* [Problem description]
Among the lines listed below, count those that include the string "right", and state only the count.

* [Supplied records]
┌──
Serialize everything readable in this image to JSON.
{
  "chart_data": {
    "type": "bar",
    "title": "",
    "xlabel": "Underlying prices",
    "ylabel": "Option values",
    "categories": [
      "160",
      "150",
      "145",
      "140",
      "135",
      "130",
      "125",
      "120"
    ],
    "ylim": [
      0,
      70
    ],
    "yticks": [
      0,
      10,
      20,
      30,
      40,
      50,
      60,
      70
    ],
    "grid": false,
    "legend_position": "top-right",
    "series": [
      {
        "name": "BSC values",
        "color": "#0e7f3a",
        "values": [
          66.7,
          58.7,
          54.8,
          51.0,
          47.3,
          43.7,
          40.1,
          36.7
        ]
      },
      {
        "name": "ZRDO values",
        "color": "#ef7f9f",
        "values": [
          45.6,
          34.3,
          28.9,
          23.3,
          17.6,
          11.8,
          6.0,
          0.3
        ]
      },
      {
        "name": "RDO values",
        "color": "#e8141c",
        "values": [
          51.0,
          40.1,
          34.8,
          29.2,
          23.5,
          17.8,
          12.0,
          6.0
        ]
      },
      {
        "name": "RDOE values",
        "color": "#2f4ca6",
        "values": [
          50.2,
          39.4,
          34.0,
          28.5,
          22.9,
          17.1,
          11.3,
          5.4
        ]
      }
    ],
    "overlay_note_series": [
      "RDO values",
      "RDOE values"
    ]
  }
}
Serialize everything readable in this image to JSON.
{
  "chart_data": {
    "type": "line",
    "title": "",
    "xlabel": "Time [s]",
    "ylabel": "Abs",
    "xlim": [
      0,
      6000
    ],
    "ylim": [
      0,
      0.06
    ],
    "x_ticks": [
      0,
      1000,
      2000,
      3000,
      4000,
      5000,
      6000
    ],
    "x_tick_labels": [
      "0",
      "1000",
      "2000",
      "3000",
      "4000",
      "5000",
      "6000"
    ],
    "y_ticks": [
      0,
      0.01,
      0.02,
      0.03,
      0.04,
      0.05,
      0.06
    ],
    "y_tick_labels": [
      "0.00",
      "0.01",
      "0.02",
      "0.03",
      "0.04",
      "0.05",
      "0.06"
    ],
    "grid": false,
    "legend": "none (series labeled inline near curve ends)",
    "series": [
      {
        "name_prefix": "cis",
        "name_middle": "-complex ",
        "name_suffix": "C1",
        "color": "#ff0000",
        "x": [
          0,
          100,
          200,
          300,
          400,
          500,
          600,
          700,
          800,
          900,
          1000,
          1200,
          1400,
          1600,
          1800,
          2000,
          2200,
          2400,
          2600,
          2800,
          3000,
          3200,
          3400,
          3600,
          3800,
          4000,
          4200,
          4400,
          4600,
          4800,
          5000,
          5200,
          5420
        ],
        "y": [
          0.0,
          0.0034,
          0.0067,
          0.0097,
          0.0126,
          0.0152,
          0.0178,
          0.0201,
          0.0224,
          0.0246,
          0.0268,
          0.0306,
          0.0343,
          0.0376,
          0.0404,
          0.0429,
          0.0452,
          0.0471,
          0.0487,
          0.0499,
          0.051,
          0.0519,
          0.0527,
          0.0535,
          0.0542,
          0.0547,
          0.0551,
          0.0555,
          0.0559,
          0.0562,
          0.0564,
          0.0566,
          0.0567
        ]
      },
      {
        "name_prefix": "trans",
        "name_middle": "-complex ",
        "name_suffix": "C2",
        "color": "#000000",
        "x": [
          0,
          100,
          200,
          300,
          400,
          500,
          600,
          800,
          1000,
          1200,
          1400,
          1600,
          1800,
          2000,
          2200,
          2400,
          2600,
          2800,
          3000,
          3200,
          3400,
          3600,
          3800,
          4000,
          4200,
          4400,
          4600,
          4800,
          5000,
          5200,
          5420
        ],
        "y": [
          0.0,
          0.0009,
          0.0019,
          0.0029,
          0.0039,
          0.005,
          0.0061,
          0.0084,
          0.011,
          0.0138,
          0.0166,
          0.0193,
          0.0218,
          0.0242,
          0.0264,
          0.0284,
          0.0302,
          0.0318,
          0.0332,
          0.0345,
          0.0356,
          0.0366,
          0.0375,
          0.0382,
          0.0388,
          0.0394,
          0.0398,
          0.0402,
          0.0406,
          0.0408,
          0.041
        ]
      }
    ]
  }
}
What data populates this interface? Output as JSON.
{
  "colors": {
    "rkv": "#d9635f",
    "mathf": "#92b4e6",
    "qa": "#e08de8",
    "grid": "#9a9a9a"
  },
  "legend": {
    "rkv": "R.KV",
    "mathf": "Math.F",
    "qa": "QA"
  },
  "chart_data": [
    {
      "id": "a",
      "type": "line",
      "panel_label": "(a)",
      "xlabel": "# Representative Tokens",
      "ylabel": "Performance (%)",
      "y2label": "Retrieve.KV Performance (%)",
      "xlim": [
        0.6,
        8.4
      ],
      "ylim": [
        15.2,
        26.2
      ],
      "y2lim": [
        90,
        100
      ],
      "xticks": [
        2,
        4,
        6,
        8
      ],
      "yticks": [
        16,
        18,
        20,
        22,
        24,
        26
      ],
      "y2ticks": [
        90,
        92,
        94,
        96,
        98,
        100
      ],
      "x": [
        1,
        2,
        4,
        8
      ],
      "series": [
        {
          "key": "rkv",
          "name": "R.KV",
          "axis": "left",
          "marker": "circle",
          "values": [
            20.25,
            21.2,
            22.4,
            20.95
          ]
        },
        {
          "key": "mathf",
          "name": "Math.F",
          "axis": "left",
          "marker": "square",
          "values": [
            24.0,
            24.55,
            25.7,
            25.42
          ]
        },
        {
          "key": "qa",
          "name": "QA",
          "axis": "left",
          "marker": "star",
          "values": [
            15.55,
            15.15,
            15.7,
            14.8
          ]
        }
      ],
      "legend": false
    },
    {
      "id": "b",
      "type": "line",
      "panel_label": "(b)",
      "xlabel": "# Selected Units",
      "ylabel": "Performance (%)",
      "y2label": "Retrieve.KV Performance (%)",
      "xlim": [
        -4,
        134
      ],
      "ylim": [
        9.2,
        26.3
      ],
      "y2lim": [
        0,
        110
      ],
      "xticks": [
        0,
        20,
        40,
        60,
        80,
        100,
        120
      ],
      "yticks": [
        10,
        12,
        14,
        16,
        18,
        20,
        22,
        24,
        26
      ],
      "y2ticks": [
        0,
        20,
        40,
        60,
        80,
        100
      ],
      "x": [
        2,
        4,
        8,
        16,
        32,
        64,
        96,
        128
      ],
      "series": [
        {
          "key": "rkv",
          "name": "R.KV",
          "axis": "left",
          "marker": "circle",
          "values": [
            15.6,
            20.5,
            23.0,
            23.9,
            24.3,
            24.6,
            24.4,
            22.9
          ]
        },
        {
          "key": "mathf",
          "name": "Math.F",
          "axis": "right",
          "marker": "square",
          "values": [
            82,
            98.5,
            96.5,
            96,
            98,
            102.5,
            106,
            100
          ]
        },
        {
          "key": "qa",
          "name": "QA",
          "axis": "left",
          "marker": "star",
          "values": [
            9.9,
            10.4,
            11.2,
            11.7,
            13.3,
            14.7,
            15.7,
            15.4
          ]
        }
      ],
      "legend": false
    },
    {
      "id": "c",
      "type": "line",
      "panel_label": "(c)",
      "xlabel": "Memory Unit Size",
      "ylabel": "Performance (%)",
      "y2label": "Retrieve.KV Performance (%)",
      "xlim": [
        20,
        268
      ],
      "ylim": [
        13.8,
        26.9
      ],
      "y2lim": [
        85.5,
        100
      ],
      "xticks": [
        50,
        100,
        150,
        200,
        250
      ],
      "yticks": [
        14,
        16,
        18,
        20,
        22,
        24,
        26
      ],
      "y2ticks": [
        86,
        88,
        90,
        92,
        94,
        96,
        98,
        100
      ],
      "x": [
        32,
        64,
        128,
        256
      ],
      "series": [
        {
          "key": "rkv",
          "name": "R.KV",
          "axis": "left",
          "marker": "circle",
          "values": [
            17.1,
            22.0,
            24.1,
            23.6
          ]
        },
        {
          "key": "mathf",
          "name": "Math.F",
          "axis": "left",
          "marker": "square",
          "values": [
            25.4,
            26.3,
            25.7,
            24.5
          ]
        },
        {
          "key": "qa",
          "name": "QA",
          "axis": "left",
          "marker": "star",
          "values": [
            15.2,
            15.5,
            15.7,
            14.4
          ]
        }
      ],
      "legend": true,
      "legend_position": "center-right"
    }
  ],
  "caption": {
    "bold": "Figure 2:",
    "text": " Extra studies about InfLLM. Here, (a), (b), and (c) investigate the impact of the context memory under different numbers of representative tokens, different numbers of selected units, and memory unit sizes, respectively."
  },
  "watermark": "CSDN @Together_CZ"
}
└──
* [Task result]
3